Below are the records. Count the lines containing the string "JSON", and reply with the number alone.

→ **Record list**:
____
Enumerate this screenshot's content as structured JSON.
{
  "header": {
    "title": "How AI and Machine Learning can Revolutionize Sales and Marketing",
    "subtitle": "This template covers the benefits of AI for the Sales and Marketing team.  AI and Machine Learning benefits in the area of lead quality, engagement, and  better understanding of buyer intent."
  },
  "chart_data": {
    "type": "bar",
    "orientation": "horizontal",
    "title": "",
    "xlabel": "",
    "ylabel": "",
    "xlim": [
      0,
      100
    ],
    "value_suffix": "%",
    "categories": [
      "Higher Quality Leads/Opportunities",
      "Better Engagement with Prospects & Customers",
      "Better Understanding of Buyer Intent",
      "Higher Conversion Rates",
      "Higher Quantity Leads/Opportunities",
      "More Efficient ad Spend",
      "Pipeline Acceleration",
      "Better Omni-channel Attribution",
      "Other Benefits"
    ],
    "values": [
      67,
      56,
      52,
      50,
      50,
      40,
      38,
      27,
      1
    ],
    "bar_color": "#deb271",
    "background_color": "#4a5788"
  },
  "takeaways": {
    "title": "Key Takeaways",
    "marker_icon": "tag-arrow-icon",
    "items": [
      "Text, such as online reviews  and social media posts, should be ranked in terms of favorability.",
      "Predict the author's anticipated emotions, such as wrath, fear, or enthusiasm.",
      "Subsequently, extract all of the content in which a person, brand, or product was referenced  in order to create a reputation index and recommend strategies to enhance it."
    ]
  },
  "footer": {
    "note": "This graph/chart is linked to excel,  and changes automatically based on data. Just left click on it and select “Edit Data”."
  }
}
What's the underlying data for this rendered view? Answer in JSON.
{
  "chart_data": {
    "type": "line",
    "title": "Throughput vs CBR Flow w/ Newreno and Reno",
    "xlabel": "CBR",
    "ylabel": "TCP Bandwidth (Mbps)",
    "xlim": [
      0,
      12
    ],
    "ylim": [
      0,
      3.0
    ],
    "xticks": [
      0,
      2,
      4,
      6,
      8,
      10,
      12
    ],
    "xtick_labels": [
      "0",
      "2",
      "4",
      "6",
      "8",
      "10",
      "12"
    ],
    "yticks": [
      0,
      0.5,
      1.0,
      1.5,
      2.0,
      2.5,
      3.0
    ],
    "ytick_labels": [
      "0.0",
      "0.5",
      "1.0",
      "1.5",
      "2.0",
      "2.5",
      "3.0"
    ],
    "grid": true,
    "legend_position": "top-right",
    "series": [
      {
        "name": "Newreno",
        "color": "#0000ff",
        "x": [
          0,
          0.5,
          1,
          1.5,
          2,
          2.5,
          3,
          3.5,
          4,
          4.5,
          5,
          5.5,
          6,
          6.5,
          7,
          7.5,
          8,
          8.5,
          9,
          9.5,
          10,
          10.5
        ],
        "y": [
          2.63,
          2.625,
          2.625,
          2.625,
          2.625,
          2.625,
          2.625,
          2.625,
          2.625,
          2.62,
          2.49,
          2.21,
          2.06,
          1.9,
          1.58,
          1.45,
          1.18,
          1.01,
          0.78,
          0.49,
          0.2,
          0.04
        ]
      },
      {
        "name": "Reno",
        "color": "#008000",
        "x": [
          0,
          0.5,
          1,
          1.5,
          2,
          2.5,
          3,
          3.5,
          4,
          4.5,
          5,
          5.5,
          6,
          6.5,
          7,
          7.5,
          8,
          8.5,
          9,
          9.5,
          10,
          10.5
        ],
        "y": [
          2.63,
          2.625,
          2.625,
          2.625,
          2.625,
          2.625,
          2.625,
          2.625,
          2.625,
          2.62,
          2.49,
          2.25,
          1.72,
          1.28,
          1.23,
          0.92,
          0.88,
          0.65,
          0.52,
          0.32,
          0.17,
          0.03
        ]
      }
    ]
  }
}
____
→ **Full response**:
2